• **Stated task**
Quote all entries exactly, leaving pictures aside.

(Rows from a figure dataset)
-.-.-

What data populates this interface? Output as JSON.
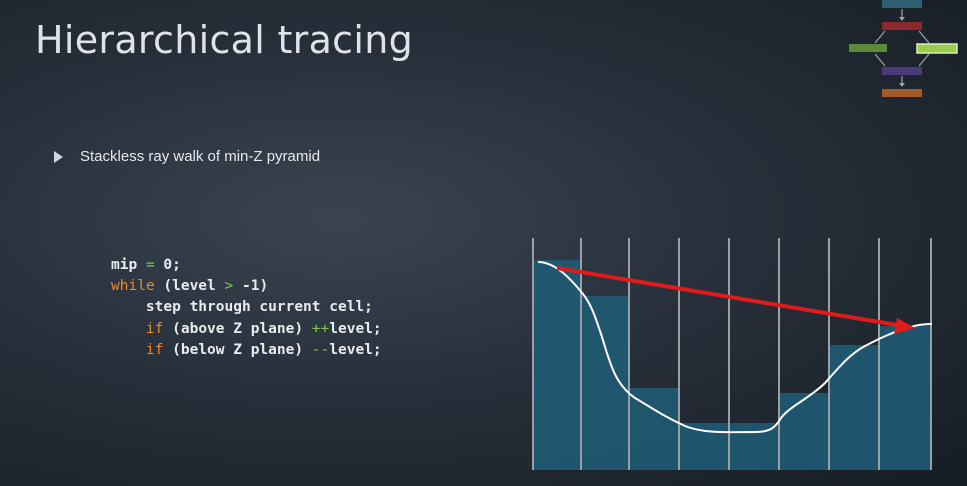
{
  "slide": {
    "title": "Hierarchical tracing",
    "bullet": "Stackless ray walk of min-Z pyramid"
  },
  "code": {
    "line1": {
      "var": "mip",
      "assign": "=",
      "value": "0;"
    },
    "line2": {
      "kw": "while",
      "cond_open": "(level",
      "op": ">",
      "cond_close": "-1)"
    },
    "line3": {
      "text": "step through current cell;"
    },
    "line4": {
      "kw": "if",
      "cond": "(above Z plane)",
      "op": "++",
      "tail": "level;"
    },
    "line5": {
      "kw": "if",
      "cond": "(below Z plane)",
      "op": "--",
      "tail": "level;"
    }
  },
  "colors": {
    "keyword": "#e98a2e",
    "operator": "#7fc74c",
    "column_fill": "#1f5e78",
    "ray": "#e01b1b",
    "surface": "#ffffff"
  },
  "icons": {
    "logo": "pipeline-flow-icon",
    "bullet": "triangle-bullet-icon"
  }
}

-.-.-

• **Written response**
What data populates this interface? Output as JSON.
{
  "slide": {
    "title": "Hierarchical tracing",
    "bullet": "Stackless ray walk of min-Z pyramid"
  },
  "code": {
    "line1": {
      "var": "mip",
      "assign": "=",
      "value": "0;"
    },
    "line2": {
      "kw": "while",
      "cond_open": "(level",
      "op": ">",
      "cond_close": "-1)"
    },
    "line3": {
      "text": "step through current cell;"
    },
    "line4": {
      "kw": "if",
      "cond": "(above Z plane)",
      "op": "++",
      "tail": "level;"
    },
    "line5": {
      "kw": "if",
      "cond": "(below Z plane)",
      "op": "--",
      "tail": "level;"
    }
  },
  "colors": {
    "keyword": "#e98a2e",
    "operator": "#7fc74c",
    "column_fill": "#1f5e78",
    "ray": "#e01b1b",
    "surface": "#ffffff"
  },
  "icons": {
    "logo": "pipeline-flow-icon",
    "bullet": "triangle-bullet-icon"
  }
}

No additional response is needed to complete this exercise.